══ DATA FOR PROCESSING

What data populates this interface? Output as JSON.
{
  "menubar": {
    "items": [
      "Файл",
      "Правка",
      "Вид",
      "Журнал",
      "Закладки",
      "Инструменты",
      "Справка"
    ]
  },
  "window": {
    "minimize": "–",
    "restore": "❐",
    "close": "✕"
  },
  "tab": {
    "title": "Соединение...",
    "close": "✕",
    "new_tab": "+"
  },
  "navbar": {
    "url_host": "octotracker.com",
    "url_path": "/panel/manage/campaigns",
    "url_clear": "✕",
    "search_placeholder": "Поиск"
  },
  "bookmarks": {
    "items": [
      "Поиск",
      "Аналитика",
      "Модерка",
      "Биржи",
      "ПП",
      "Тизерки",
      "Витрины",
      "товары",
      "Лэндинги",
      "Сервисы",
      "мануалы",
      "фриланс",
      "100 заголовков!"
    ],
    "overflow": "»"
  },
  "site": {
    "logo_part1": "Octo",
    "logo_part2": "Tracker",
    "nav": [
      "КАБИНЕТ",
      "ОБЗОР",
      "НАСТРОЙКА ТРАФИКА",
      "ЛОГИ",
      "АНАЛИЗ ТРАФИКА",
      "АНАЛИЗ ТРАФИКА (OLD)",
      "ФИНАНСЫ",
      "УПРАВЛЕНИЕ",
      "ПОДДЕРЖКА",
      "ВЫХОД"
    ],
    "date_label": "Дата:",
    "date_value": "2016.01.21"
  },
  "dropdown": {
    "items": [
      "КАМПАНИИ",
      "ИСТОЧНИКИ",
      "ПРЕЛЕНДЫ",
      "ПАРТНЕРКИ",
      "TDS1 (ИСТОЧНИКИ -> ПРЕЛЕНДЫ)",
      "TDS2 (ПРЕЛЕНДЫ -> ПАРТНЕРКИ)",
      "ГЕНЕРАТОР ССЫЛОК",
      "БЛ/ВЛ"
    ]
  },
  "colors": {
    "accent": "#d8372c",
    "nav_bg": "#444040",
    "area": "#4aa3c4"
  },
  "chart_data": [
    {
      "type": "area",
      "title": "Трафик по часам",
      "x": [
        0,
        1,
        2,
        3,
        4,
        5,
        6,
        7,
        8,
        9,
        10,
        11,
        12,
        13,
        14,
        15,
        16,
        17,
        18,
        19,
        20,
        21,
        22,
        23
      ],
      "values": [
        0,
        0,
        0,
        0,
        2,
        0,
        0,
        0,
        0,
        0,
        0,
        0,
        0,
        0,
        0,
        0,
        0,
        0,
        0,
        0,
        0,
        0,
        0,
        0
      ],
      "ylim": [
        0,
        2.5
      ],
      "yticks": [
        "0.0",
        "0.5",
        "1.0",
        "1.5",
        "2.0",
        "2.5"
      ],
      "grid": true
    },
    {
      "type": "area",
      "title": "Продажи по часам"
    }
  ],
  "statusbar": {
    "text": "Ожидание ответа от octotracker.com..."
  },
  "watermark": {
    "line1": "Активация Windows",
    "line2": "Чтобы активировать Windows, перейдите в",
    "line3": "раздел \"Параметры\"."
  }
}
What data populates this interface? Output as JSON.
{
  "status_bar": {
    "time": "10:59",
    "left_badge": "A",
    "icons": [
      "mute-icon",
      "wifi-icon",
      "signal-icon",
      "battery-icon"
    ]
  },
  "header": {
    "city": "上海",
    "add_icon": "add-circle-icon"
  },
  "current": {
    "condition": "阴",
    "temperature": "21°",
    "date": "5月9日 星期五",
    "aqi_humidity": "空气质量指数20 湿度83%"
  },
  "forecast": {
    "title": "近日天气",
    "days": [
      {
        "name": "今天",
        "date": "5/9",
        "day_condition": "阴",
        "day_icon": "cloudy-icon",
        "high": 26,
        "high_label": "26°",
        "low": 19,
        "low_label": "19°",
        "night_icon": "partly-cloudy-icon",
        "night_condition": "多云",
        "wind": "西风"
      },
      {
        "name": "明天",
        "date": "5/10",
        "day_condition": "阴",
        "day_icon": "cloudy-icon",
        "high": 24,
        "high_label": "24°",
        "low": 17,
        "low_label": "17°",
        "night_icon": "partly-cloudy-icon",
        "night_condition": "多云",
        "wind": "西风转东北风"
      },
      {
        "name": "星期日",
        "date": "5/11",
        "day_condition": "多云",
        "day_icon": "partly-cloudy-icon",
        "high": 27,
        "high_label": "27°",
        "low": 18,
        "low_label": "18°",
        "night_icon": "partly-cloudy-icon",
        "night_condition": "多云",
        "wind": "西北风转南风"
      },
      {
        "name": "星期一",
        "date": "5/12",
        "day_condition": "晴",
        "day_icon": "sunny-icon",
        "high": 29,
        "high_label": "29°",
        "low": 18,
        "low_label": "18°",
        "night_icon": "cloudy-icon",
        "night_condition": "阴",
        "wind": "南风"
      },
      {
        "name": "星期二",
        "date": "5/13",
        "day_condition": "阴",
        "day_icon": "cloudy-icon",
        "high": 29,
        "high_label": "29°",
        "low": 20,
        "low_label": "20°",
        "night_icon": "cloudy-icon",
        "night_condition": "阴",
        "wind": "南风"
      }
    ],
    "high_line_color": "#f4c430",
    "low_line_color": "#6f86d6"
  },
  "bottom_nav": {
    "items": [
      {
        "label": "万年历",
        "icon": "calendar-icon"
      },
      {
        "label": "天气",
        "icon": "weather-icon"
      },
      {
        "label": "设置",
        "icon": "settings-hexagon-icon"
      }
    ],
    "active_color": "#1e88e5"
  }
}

════

**WRITTEN TASK:** Copy each line of the data exactly, leaving nothing out.

**RESPONSE TO THE TASK:**
What data populates this interface? Output as JSON.
{
  "menubar": {
    "items": [
      "Файл",
      "Правка",
      "Вид",
      "Журнал",
      "Закладки",
      "Инструменты",
      "Справка"
    ]
  },
  "window": {
    "minimize": "–",
    "restore": "❐",
    "close": "✕"
  },
  "tab": {
    "title": "Соединение...",
    "close": "✕",
    "new_tab": "+"
  },
  "navbar": {
    "url_host": "octotracker.com",
    "url_path": "/panel/manage/campaigns",
    "url_clear": "✕",
    "search_placeholder": "Поиск"
  },
  "bookmarks": {
    "items": [
      "Поиск",
      "Аналитика",
      "Модерка",
      "Биржи",
      "ПП",
      "Тизерки",
      "Витрины",
      "товары",
      "Лэндинги",
      "Сервисы",
      "мануалы",
      "фриланс",
      "100 заголовков!"
    ],
    "overflow": "»"
  },
  "site": {
    "logo_part1": "Octo",
    "logo_part2": "Tracker",
    "nav": [
      "КАБИНЕТ",
      "ОБЗОР",
      "НАСТРОЙКА ТРАФИКА",
      "ЛОГИ",
      "АНАЛИЗ ТРАФИКА",
      "АНАЛИЗ ТРАФИКА (OLD)",
      "ФИНАНСЫ",
      "УПРАВЛЕНИЕ",
      "ПОДДЕРЖКА",
      "ВЫХОД"
    ],
    "date_label": "Дата:",
    "date_value": "2016.01.21"
  },
  "dropdown": {
    "items": [
      "КАМПАНИИ",
      "ИСТОЧНИКИ",
      "ПРЕЛЕНДЫ",
      "ПАРТНЕРКИ",
      "TDS1 (ИСТОЧНИКИ -> ПРЕЛЕНДЫ)",
      "TDS2 (ПРЕЛЕНДЫ -> ПАРТНЕРКИ)",
      "ГЕНЕРАТОР ССЫЛОК",
      "БЛ/ВЛ"
    ]
  },
  "colors": {
    "accent": "#d8372c",
    "nav_bg": "#444040",
    "area": "#4aa3c4"
  },
  "chart_data": [
    {
      "type": "area",
      "title": "Трафик по часам",
      "x": [
        0,
        1,
        2,
        3,
        4,
        5,
        6,
        7,
        8,
        9,
        10,
        11,
        12,
        13,
        14,
        15,
        16,
        17,
        18,
        19,
        20,
        21,
        22,
        23
      ],
      "values": [
        0,
        0,
        0,
        0,
        2,
        0,
        0,
        0,
        0,
        0,
        0,
        0,
        0,
        0,
        0,
        0,
        0,
        0,
        0,
        0,
        0,
        0,
        0,
        0
      ],
      "ylim": [
        0,
        2.5
      ],
      "yticks": [
        "0.0",
        "0.5",
        "1.0",
        "1.5",
        "2.0",
        "2.5"
      ],
      "grid": true
    },
    {
      "type": "area",
      "title": "Продажи по часам"
    }
  ],
  "statusbar": {
    "text": "Ожидание ответа от octotracker.com..."
  },
  "watermark": {
    "line1": "Активация Windows",
    "line2": "Чтобы активировать Windows, перейдите в",
    "line3": "раздел \"Параметры\"."
  }
}
What data populates this interface? Output as JSON.
{
  "status_bar": {
    "time": "10:59",
    "left_badge": "A",
    "icons": [
      "mute-icon",
      "wifi-icon",
      "signal-icon",
      "battery-icon"
    ]
  },
  "header": {
    "city": "上海",
    "add_icon": "add-circle-icon"
  },
  "current": {
    "condition": "阴",
    "temperature": "21°",
    "date": "5月9日 星期五",
    "aqi_humidity": "空气质量指数20 湿度83%"
  },
  "forecast": {
    "title": "近日天气",
    "days": [
      {
        "name": "今天",
        "date": "5/9",
        "day_condition": "阴",
        "day_icon": "cloudy-icon",
        "high": 26,
        "high_label": "26°",
        "low": 19,
        "low_label": "19°",
        "night_icon": "partly-cloudy-icon",
        "night_condition": "多云",
        "wind": "西风"
      },
      {
        "name": "明天",
        "date": "5/10",
        "day_condition": "阴",
        "day_icon": "cloudy-icon",
        "high": 24,
        "high_label": "24°",
        "low": 17,
        "low_label": "17°",
        "night_icon": "partly-cloudy-icon",
        "night_condition": "多云",
        "wind": "西风转东北风"
      },
      {
        "name": "星期日",
        "date": "5/11",
        "day_condition": "多云",
        "day_icon": "partly-cloudy-icon",
        "high": 27,
        "high_label": "27°",
        "low": 18,
        "low_label": "18°",
        "night_icon": "partly-cloudy-icon",
        "night_condition": "多云",
        "wind": "西北风转南风"
      },
      {
        "name": "星期一",
        "date": "5/12",
        "day_condition": "晴",
        "day_icon": "sunny-icon",
        "high": 29,
        "high_label": "29°",
        "low": 18,
        "low_label": "18°",
        "night_icon": "cloudy-icon",
        "night_condition": "阴",
        "wind": "南风"
      },
      {
        "name": "星期二",
        "date": "5/13",
        "day_condition": "阴",
        "day_icon": "cloudy-icon",
        "high": 29,
        "high_label": "29°",
        "low": 20,
        "low_label": "20°",
        "night_icon": "cloudy-icon",
        "night_condition": "阴",
        "wind": "南风"
      }
    ],
    "high_line_color": "#f4c430",
    "low_line_color": "#6f86d6"
  },
  "bottom_nav": {
    "items": [
      {
        "label": "万年历",
        "icon": "calendar-icon"
      },
      {
        "label": "天气",
        "icon": "weather-icon"
      },
      {
        "label": "设置",
        "icon": "settings-hexagon-icon"
      }
    ],
    "active_color": "#1e88e5"
  }
}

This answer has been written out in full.